— start Data shown —

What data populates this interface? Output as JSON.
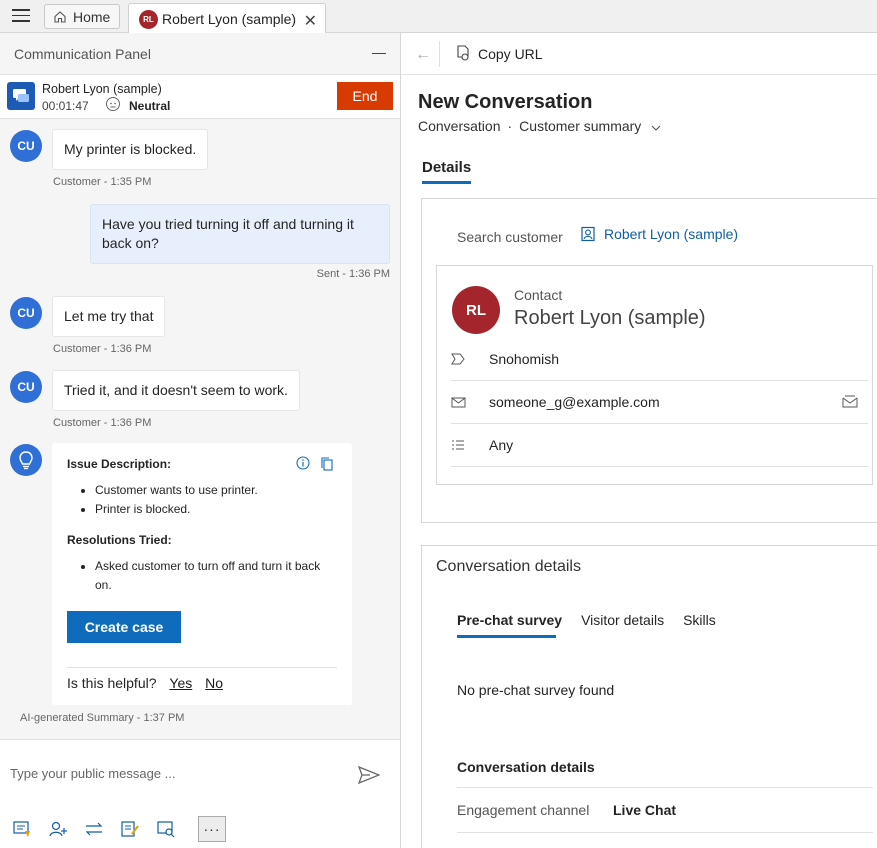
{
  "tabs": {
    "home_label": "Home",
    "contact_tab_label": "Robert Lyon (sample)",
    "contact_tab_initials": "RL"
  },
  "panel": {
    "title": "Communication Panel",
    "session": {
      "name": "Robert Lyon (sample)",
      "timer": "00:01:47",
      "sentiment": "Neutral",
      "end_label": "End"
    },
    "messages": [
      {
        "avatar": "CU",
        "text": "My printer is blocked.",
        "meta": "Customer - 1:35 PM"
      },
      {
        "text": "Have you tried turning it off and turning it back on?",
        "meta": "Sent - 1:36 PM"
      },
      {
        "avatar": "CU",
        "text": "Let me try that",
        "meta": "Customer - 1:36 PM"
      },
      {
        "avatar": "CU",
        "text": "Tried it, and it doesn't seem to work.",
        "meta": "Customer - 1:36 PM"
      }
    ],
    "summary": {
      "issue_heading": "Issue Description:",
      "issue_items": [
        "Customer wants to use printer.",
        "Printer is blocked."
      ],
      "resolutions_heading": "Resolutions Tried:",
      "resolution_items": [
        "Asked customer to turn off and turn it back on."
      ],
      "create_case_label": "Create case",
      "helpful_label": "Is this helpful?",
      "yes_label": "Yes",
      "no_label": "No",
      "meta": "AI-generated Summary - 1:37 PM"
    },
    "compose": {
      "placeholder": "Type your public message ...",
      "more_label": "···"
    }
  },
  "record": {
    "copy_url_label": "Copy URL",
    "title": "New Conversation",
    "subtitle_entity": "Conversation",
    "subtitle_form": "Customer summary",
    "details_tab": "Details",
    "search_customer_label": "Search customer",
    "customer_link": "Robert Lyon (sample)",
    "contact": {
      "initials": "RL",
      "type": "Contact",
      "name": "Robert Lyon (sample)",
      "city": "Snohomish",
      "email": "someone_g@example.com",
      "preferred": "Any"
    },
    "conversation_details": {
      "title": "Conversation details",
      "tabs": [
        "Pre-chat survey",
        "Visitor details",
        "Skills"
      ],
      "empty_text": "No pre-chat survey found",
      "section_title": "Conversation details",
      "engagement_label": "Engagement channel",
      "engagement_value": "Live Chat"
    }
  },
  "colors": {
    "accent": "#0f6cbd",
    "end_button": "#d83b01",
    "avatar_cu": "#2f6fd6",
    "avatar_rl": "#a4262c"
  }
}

— end Data shown —
— start Data shown —

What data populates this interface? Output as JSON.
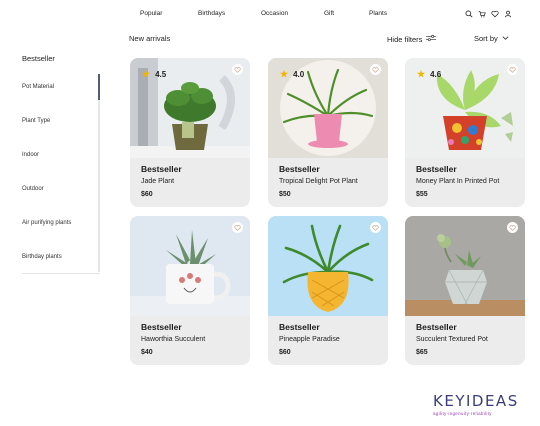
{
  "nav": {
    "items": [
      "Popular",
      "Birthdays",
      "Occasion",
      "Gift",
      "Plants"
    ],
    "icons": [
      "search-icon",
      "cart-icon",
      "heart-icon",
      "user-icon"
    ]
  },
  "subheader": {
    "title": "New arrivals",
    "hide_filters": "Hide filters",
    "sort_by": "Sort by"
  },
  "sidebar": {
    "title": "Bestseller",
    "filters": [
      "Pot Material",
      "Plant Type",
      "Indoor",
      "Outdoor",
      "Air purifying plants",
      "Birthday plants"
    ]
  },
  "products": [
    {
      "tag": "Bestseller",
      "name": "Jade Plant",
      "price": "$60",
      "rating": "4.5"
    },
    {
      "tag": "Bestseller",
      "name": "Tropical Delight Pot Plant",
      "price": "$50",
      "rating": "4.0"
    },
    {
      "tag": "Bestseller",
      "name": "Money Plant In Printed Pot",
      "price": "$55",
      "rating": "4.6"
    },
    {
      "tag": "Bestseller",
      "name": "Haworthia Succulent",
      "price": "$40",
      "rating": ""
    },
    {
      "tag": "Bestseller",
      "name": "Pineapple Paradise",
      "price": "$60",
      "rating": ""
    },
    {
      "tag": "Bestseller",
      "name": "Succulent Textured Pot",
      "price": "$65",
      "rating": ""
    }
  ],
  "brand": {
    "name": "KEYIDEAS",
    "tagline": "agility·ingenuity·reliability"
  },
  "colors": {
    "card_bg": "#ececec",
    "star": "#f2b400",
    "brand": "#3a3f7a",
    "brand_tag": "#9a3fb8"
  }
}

— end Data shown —
— start Data shown —

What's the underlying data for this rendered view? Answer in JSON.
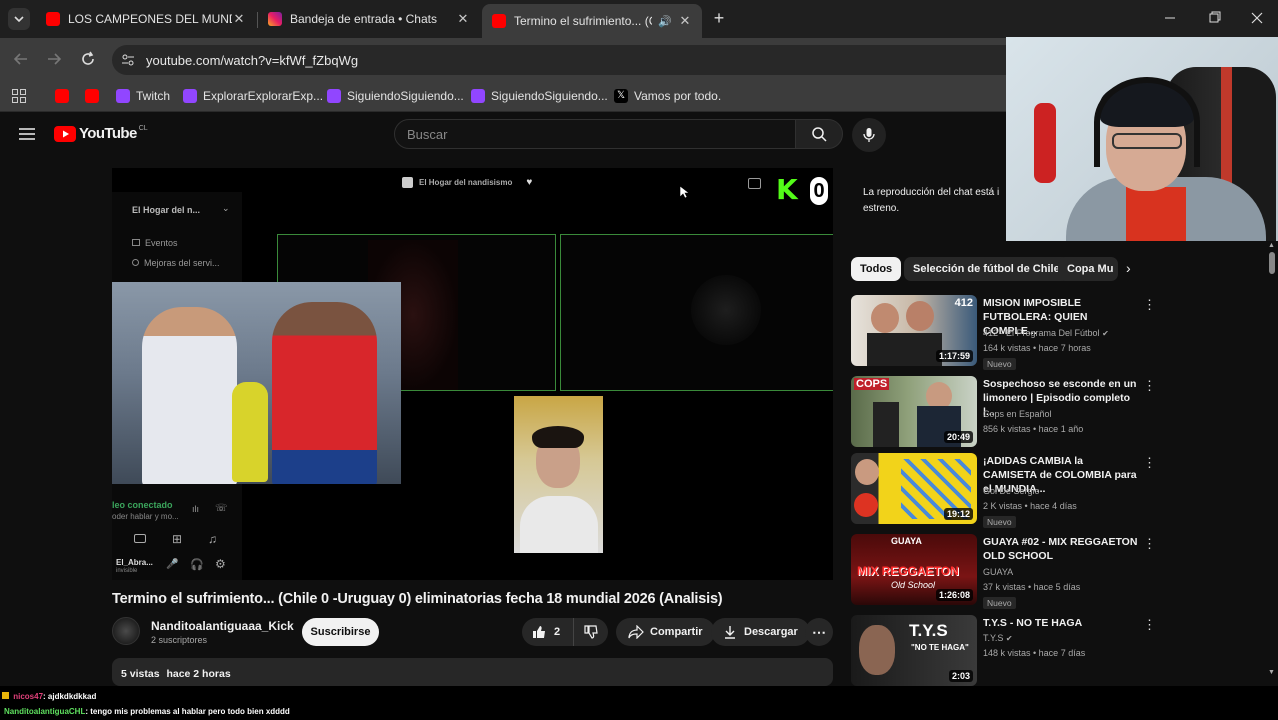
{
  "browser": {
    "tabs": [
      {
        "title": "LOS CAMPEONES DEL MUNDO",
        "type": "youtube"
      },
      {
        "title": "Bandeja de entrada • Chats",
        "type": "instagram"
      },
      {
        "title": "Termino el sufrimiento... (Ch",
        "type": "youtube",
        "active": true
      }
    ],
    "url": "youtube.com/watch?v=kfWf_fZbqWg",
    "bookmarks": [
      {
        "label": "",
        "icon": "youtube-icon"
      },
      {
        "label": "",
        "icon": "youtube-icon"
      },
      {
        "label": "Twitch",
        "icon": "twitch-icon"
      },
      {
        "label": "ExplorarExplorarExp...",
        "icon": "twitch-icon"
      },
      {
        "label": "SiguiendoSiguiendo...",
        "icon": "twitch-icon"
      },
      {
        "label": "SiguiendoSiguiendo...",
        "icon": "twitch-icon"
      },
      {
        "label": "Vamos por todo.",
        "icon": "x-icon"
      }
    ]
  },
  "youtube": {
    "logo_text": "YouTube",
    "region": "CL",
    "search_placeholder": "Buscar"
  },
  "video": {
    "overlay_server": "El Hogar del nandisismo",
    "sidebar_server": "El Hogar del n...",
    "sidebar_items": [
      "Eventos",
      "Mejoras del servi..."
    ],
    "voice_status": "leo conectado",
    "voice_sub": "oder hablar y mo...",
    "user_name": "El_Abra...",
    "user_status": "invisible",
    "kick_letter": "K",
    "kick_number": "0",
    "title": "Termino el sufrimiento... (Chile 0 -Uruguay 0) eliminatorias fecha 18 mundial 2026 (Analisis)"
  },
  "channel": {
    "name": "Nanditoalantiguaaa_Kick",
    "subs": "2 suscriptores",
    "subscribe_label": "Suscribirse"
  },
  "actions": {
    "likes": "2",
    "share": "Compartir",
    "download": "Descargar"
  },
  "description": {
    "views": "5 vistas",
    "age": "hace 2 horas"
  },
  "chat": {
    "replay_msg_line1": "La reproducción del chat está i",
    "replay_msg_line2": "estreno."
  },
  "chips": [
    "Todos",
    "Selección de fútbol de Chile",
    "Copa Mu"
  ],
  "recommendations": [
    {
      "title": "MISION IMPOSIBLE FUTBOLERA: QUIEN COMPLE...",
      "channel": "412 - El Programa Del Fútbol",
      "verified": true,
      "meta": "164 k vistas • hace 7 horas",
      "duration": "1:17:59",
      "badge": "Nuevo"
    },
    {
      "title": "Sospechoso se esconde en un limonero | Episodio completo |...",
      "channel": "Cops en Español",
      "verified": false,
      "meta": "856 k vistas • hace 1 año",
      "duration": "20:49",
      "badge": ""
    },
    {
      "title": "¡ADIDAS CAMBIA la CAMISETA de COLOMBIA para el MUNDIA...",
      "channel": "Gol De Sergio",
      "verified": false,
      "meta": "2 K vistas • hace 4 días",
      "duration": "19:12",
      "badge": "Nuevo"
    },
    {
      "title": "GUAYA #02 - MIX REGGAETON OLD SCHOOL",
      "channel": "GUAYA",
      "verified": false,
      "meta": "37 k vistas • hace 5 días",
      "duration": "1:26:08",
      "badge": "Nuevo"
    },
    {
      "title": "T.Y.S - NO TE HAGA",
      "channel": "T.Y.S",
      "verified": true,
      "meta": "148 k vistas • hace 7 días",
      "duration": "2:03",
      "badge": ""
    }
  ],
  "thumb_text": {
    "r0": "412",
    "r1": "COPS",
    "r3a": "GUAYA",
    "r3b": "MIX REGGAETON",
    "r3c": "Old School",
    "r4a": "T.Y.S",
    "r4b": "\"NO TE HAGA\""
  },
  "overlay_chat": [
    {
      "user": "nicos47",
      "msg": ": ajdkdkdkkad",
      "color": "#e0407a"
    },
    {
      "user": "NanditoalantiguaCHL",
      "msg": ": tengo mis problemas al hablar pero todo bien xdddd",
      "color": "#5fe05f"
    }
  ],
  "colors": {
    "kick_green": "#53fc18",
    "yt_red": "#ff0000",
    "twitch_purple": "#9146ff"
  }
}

— end Data shown —

**Problem details**
Gather, from the listing above, every line carrying the word "duration".

**The answer**
      "duration": "1:17:59",
      "duration": "20:49",
      "duration": "19:12",
      "duration": "1:26:08",
      "duration": "2:03",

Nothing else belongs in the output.